EXERCISE INPUT.
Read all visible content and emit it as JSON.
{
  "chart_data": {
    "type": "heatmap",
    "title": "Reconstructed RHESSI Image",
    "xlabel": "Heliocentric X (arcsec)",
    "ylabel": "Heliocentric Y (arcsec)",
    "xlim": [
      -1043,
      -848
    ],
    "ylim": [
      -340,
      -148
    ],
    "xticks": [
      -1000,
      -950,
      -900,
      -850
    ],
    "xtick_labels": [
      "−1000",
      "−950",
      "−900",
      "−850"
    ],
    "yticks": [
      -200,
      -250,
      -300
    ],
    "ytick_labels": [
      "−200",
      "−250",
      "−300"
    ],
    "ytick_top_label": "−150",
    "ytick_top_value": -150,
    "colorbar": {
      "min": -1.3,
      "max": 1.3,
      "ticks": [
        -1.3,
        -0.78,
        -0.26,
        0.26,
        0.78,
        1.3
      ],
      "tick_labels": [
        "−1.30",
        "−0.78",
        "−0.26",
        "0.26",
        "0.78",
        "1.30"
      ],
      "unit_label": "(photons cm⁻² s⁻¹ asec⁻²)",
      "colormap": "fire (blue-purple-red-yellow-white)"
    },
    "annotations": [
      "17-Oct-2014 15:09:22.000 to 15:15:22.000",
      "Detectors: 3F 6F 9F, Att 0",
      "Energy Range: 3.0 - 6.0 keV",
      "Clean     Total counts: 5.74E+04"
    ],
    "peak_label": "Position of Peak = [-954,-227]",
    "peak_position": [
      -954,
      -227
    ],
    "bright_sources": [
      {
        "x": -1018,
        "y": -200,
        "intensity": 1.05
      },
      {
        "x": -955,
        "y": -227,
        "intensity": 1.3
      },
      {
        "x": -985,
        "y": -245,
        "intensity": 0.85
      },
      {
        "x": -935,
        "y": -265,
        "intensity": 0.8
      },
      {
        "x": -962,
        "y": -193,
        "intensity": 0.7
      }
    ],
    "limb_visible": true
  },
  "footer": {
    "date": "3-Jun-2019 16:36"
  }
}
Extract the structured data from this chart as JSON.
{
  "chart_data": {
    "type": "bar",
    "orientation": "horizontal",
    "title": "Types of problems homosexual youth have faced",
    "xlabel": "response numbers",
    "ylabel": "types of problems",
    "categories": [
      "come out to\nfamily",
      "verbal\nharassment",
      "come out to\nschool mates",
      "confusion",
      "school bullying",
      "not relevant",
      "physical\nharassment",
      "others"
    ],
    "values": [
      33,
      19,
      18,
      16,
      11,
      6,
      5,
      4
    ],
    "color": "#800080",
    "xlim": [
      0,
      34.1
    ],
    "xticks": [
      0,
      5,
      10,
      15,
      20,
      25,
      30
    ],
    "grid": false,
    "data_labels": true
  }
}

BRIEF. Make a verbatim copy of every entry shown above.

EXERCISE OUTPUT.
Read all visible content and emit it as JSON.
{
  "chart_data": {
    "type": "heatmap",
    "title": "Reconstructed RHESSI Image",
    "xlabel": "Heliocentric X (arcsec)",
    "ylabel": "Heliocentric Y (arcsec)",
    "xlim": [
      -1043,
      -848
    ],
    "ylim": [
      -340,
      -148
    ],
    "xticks": [
      -1000,
      -950,
      -900,
      -850
    ],
    "xtick_labels": [
      "−1000",
      "−950",
      "−900",
      "−850"
    ],
    "yticks": [
      -200,
      -250,
      -300
    ],
    "ytick_labels": [
      "−200",
      "−250",
      "−300"
    ],
    "ytick_top_label": "−150",
    "ytick_top_value": -150,
    "colorbar": {
      "min": -1.3,
      "max": 1.3,
      "ticks": [
        -1.3,
        -0.78,
        -0.26,
        0.26,
        0.78,
        1.3
      ],
      "tick_labels": [
        "−1.30",
        "−0.78",
        "−0.26",
        "0.26",
        "0.78",
        "1.30"
      ],
      "unit_label": "(photons cm⁻² s⁻¹ asec⁻²)",
      "colormap": "fire (blue-purple-red-yellow-white)"
    },
    "annotations": [
      "17-Oct-2014 15:09:22.000 to 15:15:22.000",
      "Detectors: 3F 6F 9F, Att 0",
      "Energy Range: 3.0 - 6.0 keV",
      "Clean     Total counts: 5.74E+04"
    ],
    "peak_label": "Position of Peak = [-954,-227]",
    "peak_position": [
      -954,
      -227
    ],
    "bright_sources": [
      {
        "x": -1018,
        "y": -200,
        "intensity": 1.05
      },
      {
        "x": -955,
        "y": -227,
        "intensity": 1.3
      },
      {
        "x": -985,
        "y": -245,
        "intensity": 0.85
      },
      {
        "x": -935,
        "y": -265,
        "intensity": 0.8
      },
      {
        "x": -962,
        "y": -193,
        "intensity": 0.7
      }
    ],
    "limb_visible": true
  },
  "footer": {
    "date": "3-Jun-2019 16:36"
  }
}
Extract the structured data from this chart as JSON.
{
  "chart_data": {
    "type": "bar",
    "orientation": "horizontal",
    "title": "Types of problems homosexual youth have faced",
    "xlabel": "response numbers",
    "ylabel": "types of problems",
    "categories": [
      "come out to\nfamily",
      "verbal\nharassment",
      "come out to\nschool mates",
      "confusion",
      "school bullying",
      "not relevant",
      "physical\nharassment",
      "others"
    ],
    "values": [
      33,
      19,
      18,
      16,
      11,
      6,
      5,
      4
    ],
    "color": "#800080",
    "xlim": [
      0,
      34.1
    ],
    "xticks": [
      0,
      5,
      10,
      15,
      20,
      25,
      30
    ],
    "grid": false,
    "data_labels": true
  }
}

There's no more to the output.